Part of a data file:
┌────────
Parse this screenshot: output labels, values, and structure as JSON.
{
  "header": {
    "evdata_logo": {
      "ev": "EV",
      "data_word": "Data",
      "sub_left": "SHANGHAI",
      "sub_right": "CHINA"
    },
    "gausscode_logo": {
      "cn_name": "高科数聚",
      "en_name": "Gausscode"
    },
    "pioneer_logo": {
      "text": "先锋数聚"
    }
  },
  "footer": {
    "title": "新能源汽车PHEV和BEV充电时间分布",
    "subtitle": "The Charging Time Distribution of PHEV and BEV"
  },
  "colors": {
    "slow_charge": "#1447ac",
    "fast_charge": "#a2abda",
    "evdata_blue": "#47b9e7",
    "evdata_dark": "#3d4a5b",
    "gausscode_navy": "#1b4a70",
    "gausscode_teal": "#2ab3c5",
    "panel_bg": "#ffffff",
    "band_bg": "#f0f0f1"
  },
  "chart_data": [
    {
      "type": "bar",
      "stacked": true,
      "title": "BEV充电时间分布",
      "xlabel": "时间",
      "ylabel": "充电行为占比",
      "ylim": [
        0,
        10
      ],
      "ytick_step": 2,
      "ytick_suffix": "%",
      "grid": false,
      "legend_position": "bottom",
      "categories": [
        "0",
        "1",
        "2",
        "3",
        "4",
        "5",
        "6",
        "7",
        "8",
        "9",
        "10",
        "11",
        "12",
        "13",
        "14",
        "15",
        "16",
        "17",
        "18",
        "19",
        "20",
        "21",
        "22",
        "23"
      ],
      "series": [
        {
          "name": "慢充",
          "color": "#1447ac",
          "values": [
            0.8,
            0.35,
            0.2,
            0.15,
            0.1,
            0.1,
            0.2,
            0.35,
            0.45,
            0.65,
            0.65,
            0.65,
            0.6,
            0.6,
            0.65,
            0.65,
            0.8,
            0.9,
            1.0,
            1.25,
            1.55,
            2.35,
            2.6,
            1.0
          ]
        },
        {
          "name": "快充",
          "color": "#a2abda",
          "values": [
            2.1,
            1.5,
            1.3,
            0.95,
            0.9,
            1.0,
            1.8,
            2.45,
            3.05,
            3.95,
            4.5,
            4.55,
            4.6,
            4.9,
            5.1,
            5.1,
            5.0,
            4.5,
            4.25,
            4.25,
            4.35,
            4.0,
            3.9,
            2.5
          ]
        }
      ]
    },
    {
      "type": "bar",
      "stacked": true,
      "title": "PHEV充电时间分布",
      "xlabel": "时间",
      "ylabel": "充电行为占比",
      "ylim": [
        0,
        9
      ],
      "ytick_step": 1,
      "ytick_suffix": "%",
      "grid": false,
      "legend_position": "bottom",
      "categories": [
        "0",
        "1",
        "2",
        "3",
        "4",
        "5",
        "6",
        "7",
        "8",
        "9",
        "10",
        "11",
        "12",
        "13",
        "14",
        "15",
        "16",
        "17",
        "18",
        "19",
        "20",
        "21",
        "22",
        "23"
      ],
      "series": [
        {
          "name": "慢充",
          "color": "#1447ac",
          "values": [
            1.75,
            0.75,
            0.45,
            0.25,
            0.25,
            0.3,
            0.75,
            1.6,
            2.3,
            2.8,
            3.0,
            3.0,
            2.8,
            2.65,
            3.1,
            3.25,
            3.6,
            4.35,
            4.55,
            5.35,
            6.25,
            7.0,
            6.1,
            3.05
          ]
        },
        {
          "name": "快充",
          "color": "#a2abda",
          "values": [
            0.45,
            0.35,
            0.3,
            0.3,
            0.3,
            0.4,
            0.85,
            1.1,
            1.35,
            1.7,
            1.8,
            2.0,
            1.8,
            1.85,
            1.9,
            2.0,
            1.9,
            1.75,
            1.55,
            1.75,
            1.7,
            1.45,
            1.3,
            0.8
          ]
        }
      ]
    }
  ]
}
└────────
» Directions for this task
Write the listing out again, exactly as shown above.

» Worked answer
Parse this screenshot: output labels, values, and structure as JSON.
{
  "header": {
    "evdata_logo": {
      "ev": "EV",
      "data_word": "Data",
      "sub_left": "SHANGHAI",
      "sub_right": "CHINA"
    },
    "gausscode_logo": {
      "cn_name": "高科数聚",
      "en_name": "Gausscode"
    },
    "pioneer_logo": {
      "text": "先锋数聚"
    }
  },
  "footer": {
    "title": "新能源汽车PHEV和BEV充电时间分布",
    "subtitle": "The Charging Time Distribution of PHEV and BEV"
  },
  "colors": {
    "slow_charge": "#1447ac",
    "fast_charge": "#a2abda",
    "evdata_blue": "#47b9e7",
    "evdata_dark": "#3d4a5b",
    "gausscode_navy": "#1b4a70",
    "gausscode_teal": "#2ab3c5",
    "panel_bg": "#ffffff",
    "band_bg": "#f0f0f1"
  },
  "chart_data": [
    {
      "type": "bar",
      "stacked": true,
      "title": "BEV充电时间分布",
      "xlabel": "时间",
      "ylabel": "充电行为占比",
      "ylim": [
        0,
        10
      ],
      "ytick_step": 2,
      "ytick_suffix": "%",
      "grid": false,
      "legend_position": "bottom",
      "categories": [
        "0",
        "1",
        "2",
        "3",
        "4",
        "5",
        "6",
        "7",
        "8",
        "9",
        "10",
        "11",
        "12",
        "13",
        "14",
        "15",
        "16",
        "17",
        "18",
        "19",
        "20",
        "21",
        "22",
        "23"
      ],
      "series": [
        {
          "name": "慢充",
          "color": "#1447ac",
          "values": [
            0.8,
            0.35,
            0.2,
            0.15,
            0.1,
            0.1,
            0.2,
            0.35,
            0.45,
            0.65,
            0.65,
            0.65,
            0.6,
            0.6,
            0.65,
            0.65,
            0.8,
            0.9,
            1.0,
            1.25,
            1.55,
            2.35,
            2.6,
            1.0
          ]
        },
        {
          "name": "快充",
          "color": "#a2abda",
          "values": [
            2.1,
            1.5,
            1.3,
            0.95,
            0.9,
            1.0,
            1.8,
            2.45,
            3.05,
            3.95,
            4.5,
            4.55,
            4.6,
            4.9,
            5.1,
            5.1,
            5.0,
            4.5,
            4.25,
            4.25,
            4.35,
            4.0,
            3.9,
            2.5
          ]
        }
      ]
    },
    {
      "type": "bar",
      "stacked": true,
      "title": "PHEV充电时间分布",
      "xlabel": "时间",
      "ylabel": "充电行为占比",
      "ylim": [
        0,
        9
      ],
      "ytick_step": 1,
      "ytick_suffix": "%",
      "grid": false,
      "legend_position": "bottom",
      "categories": [
        "0",
        "1",
        "2",
        "3",
        "4",
        "5",
        "6",
        "7",
        "8",
        "9",
        "10",
        "11",
        "12",
        "13",
        "14",
        "15",
        "16",
        "17",
        "18",
        "19",
        "20",
        "21",
        "22",
        "23"
      ],
      "series": [
        {
          "name": "慢充",
          "color": "#1447ac",
          "values": [
            1.75,
            0.75,
            0.45,
            0.25,
            0.25,
            0.3,
            0.75,
            1.6,
            2.3,
            2.8,
            3.0,
            3.0,
            2.8,
            2.65,
            3.1,
            3.25,
            3.6,
            4.35,
            4.55,
            5.35,
            6.25,
            7.0,
            6.1,
            3.05
          ]
        },
        {
          "name": "快充",
          "color": "#a2abda",
          "values": [
            0.45,
            0.35,
            0.3,
            0.3,
            0.3,
            0.4,
            0.85,
            1.1,
            1.35,
            1.7,
            1.8,
            2.0,
            1.8,
            1.85,
            1.9,
            2.0,
            1.9,
            1.75,
            1.55,
            1.75,
            1.7,
            1.45,
            1.3,
            0.8
          ]
        }
      ]
    }
  ]
}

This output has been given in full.